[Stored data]
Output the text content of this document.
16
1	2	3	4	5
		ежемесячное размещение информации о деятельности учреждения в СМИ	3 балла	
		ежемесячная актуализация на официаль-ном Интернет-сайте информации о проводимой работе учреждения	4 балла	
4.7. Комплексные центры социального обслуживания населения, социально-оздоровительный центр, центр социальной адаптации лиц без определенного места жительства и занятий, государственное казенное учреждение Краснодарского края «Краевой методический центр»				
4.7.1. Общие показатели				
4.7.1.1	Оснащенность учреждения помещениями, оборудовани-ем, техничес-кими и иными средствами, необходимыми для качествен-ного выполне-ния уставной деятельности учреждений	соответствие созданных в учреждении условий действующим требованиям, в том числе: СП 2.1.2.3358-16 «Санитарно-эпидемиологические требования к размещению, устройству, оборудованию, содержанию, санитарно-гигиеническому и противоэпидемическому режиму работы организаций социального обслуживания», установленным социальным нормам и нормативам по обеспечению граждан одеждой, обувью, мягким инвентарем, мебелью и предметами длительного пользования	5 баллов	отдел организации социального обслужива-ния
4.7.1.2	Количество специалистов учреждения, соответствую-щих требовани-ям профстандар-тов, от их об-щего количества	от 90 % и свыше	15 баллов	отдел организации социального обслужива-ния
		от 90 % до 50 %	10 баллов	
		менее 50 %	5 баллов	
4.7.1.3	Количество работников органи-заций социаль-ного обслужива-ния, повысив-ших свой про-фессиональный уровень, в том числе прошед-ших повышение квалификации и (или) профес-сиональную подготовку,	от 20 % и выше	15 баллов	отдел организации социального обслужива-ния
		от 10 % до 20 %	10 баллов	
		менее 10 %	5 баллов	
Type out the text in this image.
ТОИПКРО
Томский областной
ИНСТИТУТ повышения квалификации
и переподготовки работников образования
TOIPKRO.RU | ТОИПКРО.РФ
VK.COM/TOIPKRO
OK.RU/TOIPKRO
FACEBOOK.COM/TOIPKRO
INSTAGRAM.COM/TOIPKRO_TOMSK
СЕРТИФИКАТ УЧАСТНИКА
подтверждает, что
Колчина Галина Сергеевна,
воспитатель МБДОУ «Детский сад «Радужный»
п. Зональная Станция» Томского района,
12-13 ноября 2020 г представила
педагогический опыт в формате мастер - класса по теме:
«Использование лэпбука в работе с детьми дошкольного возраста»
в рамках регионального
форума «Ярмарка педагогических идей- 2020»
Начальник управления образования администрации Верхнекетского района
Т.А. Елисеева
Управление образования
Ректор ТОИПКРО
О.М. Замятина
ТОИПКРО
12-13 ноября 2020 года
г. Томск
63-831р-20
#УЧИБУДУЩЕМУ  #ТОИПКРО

▶ Directions:
Every line above that contains the word "балла" should be reported.

▶ Response to the task:
		ежемесячное размещение информации о деятельности учреждения в СМИ	3 балла	
		ежемесячная актуализация на официаль-ном Интернет-сайте информации о проводимой работе учреждения	4 балла	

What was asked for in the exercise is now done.